__TO BE DONE__.
Copy each line of the records that holds the string "name".

== TASK DATA ==

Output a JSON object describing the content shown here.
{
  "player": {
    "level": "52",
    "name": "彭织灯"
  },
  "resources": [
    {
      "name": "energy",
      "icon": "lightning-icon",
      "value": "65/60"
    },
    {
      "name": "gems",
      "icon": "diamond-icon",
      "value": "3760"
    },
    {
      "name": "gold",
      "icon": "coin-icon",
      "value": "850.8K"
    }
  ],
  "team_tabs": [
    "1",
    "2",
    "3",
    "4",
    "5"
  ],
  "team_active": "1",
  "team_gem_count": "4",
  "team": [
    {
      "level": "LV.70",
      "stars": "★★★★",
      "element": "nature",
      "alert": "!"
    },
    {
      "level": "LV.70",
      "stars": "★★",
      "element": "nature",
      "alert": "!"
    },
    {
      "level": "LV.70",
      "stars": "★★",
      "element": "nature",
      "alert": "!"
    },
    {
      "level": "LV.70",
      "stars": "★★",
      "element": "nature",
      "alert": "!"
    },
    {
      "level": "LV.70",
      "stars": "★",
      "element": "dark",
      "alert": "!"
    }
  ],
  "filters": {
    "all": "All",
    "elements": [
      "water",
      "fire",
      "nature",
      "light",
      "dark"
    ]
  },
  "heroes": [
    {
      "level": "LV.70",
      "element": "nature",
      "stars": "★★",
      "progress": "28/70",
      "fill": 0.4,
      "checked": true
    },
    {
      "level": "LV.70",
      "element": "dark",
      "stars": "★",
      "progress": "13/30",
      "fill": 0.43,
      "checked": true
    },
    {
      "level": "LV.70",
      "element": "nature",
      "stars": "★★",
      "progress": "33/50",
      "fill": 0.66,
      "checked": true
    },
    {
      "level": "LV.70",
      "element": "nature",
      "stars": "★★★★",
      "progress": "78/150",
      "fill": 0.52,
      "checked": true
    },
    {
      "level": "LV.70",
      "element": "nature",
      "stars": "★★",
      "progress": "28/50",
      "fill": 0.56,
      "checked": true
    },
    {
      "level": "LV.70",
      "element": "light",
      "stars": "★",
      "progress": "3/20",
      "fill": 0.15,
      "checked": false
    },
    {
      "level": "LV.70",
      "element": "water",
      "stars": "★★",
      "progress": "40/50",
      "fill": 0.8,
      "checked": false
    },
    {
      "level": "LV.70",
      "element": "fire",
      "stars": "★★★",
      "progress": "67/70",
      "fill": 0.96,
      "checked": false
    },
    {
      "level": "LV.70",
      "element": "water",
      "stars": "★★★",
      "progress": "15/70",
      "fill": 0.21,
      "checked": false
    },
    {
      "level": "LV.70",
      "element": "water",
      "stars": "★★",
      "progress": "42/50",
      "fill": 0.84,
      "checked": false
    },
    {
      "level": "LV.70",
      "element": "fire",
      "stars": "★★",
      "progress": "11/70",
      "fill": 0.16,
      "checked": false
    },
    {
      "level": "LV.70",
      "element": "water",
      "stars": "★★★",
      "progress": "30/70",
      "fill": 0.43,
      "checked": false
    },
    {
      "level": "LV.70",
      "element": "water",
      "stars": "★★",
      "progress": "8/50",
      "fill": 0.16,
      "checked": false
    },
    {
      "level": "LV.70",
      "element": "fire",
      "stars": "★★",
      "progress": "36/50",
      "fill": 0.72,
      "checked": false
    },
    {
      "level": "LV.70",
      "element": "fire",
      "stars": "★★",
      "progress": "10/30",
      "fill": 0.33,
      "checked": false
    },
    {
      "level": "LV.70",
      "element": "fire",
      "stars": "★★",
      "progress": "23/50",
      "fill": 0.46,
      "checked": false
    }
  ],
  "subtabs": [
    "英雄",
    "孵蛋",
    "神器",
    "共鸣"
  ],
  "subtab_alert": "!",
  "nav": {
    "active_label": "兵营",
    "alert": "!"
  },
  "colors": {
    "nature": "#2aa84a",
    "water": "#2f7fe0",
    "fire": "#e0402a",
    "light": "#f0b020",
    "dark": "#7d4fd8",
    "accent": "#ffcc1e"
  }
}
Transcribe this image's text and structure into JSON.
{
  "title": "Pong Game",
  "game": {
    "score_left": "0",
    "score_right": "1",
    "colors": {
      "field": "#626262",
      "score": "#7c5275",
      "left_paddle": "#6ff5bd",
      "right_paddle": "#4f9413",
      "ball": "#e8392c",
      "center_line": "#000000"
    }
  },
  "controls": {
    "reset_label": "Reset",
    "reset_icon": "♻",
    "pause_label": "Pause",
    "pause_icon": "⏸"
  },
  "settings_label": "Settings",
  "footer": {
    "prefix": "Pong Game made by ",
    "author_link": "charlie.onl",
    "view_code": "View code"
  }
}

===

__WORKED SOLUTION__.
    "name": "彭织灯"
      "name": "energy",
      "name": "gems",
      "name": "gold",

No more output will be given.